GIVEN REQUEST
Copy out each line of the material below that holds the string "Emergency".

STORED ROWS
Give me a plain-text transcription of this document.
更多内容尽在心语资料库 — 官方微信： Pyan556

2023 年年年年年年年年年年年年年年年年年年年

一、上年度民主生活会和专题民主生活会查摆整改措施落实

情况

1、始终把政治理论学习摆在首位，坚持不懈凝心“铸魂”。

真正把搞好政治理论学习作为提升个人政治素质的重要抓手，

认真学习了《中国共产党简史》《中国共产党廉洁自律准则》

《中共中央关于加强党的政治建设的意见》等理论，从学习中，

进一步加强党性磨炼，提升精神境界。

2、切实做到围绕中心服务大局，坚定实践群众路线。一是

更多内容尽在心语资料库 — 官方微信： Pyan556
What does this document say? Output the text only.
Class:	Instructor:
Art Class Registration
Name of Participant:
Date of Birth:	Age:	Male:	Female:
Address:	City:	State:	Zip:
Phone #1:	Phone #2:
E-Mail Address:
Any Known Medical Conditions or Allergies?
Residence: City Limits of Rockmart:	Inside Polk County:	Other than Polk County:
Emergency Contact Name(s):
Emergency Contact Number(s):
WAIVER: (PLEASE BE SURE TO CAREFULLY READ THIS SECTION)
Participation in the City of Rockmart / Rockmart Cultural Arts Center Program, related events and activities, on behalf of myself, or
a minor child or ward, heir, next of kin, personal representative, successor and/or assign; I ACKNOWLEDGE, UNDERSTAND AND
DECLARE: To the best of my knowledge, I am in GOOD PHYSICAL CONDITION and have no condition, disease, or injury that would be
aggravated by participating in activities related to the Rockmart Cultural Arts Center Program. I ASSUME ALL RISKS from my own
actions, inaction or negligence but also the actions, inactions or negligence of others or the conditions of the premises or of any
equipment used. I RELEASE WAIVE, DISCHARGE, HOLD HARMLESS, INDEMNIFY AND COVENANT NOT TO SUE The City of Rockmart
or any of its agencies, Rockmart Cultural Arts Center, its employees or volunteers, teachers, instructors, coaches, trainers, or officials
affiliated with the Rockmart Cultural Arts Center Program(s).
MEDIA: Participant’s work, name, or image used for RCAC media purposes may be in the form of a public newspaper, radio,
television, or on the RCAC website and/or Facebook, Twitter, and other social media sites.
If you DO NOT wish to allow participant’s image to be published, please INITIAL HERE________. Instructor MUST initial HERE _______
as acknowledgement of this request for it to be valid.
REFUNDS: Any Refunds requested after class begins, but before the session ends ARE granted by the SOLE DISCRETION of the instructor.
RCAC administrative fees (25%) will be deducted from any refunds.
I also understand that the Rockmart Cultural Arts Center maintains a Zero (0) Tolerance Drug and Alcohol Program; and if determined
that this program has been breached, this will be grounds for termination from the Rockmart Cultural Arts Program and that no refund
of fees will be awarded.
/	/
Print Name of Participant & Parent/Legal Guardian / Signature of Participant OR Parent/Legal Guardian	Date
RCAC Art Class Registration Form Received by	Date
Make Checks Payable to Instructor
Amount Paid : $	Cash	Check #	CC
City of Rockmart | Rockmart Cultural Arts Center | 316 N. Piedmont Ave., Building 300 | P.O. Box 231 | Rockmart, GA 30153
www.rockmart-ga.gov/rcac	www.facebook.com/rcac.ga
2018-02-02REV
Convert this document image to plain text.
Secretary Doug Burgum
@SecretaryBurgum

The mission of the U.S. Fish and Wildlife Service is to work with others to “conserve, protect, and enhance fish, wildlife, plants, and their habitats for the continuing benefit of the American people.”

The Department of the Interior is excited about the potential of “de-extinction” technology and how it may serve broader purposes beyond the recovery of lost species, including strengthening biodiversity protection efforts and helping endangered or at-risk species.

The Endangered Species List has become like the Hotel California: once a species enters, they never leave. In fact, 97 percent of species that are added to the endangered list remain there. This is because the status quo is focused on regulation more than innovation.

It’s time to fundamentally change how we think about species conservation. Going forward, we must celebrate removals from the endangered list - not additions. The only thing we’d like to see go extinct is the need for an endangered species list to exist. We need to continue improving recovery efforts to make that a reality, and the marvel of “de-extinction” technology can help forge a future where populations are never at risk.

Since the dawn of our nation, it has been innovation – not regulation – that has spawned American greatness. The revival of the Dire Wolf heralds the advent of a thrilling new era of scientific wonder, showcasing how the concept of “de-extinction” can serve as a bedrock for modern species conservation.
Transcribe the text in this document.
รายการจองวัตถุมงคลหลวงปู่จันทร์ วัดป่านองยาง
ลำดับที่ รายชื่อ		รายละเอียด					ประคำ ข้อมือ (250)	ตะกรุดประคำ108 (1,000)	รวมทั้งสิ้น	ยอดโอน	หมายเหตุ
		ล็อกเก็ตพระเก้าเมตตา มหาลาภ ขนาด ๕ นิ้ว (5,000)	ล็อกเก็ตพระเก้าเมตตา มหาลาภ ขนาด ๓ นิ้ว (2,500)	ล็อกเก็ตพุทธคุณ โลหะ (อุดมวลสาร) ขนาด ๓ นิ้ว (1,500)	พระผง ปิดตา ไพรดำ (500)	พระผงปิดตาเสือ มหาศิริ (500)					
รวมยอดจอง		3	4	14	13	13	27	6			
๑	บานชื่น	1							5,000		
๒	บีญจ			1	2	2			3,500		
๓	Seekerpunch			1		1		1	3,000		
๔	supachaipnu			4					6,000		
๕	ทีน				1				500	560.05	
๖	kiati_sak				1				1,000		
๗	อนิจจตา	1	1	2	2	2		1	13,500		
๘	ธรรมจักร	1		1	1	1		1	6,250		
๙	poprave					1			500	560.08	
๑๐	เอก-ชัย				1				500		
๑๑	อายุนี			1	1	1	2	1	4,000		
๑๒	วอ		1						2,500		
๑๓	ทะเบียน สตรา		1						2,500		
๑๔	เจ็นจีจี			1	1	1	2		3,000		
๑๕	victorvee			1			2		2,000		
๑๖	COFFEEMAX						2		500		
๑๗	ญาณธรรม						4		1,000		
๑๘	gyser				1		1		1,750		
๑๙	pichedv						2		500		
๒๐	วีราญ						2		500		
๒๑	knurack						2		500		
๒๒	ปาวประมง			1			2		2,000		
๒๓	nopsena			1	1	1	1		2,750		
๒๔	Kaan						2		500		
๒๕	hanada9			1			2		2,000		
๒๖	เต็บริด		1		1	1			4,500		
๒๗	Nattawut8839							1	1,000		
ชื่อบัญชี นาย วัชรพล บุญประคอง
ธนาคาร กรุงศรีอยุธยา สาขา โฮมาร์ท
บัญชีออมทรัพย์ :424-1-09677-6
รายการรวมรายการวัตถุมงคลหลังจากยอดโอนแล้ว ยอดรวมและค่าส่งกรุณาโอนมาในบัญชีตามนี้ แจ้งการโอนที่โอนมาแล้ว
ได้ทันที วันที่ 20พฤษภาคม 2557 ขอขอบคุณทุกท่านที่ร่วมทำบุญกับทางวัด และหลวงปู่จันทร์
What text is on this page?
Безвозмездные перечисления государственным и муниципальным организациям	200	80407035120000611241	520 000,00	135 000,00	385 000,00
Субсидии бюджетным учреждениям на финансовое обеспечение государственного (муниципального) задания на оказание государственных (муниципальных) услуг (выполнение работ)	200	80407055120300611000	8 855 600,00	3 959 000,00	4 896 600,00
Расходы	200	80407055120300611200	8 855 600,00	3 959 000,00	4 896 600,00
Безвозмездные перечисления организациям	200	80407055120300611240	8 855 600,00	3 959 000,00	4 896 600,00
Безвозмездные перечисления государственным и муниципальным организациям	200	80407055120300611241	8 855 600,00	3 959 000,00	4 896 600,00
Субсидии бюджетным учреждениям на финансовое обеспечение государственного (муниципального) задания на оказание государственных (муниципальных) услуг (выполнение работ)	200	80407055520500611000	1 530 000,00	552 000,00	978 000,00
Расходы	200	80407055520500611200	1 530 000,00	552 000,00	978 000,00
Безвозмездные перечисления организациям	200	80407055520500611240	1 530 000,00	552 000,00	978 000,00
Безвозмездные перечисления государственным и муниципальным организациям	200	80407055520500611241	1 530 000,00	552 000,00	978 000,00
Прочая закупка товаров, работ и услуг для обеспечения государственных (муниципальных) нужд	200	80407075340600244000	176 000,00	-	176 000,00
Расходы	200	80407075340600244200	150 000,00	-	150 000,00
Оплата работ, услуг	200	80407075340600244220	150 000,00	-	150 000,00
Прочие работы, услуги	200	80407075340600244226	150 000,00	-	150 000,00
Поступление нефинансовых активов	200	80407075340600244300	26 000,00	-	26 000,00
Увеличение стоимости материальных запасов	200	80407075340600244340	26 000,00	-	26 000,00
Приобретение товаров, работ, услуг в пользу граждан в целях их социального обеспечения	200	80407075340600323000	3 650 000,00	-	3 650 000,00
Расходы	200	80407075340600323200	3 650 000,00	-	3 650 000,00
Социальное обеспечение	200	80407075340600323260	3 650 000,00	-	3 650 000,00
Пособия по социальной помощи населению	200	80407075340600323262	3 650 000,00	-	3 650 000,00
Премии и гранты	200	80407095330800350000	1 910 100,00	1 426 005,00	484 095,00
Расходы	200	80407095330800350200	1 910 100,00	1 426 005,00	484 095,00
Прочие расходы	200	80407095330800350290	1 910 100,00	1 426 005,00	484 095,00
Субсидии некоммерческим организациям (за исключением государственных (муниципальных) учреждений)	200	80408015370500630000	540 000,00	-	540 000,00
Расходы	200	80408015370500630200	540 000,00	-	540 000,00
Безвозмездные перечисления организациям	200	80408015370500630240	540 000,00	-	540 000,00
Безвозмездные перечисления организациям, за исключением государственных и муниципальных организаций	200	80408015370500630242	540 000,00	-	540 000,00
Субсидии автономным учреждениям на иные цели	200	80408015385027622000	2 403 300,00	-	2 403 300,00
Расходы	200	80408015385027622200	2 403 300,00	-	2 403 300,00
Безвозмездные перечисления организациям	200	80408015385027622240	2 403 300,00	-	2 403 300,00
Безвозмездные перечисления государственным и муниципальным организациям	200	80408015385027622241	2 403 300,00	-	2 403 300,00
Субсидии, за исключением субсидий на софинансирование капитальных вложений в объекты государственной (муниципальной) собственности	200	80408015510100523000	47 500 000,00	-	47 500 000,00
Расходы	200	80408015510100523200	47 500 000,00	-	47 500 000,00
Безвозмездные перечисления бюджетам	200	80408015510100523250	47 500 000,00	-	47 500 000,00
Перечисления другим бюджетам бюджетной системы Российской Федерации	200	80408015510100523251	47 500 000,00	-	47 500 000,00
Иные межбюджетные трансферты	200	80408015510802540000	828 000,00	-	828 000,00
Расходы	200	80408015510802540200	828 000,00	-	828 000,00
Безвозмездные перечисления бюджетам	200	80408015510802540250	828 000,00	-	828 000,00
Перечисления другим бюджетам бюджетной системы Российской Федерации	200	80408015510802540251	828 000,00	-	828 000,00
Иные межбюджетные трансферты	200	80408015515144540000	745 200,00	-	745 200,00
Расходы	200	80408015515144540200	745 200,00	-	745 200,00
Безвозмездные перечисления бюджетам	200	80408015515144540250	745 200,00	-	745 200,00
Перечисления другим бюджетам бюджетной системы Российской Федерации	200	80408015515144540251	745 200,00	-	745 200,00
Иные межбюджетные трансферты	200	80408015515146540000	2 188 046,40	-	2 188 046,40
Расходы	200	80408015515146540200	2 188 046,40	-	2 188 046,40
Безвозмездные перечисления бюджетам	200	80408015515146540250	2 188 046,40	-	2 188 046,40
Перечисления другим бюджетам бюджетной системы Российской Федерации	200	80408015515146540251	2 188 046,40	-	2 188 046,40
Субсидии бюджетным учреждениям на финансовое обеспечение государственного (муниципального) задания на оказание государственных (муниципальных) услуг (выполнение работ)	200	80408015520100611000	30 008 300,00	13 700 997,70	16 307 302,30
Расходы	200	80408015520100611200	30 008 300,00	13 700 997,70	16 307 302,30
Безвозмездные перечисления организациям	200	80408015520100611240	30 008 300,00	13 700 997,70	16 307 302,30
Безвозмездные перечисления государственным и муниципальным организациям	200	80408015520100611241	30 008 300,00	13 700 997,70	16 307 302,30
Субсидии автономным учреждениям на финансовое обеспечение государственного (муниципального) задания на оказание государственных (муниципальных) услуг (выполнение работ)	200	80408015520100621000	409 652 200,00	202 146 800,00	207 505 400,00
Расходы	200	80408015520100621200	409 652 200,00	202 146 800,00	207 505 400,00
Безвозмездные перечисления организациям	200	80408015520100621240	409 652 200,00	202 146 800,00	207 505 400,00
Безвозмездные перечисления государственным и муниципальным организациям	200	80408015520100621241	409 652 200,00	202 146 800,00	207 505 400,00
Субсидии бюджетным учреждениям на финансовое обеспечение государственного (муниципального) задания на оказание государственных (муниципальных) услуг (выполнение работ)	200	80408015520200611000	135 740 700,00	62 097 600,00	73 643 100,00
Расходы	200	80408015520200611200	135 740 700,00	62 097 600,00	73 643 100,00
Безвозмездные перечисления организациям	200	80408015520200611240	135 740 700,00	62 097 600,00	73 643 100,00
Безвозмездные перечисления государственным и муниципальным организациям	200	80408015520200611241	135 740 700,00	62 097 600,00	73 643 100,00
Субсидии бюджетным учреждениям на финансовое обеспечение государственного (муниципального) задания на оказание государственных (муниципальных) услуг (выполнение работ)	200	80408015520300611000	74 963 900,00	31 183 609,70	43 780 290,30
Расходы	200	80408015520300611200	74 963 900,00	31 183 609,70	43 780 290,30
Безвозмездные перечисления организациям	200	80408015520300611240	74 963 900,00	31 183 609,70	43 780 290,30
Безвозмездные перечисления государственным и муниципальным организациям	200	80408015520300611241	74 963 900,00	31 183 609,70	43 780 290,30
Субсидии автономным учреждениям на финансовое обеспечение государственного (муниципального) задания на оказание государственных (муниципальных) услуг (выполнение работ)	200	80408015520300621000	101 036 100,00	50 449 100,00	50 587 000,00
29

FULL OUTPUT
Emergency Contact Name(s):
Emergency Contact Number(s):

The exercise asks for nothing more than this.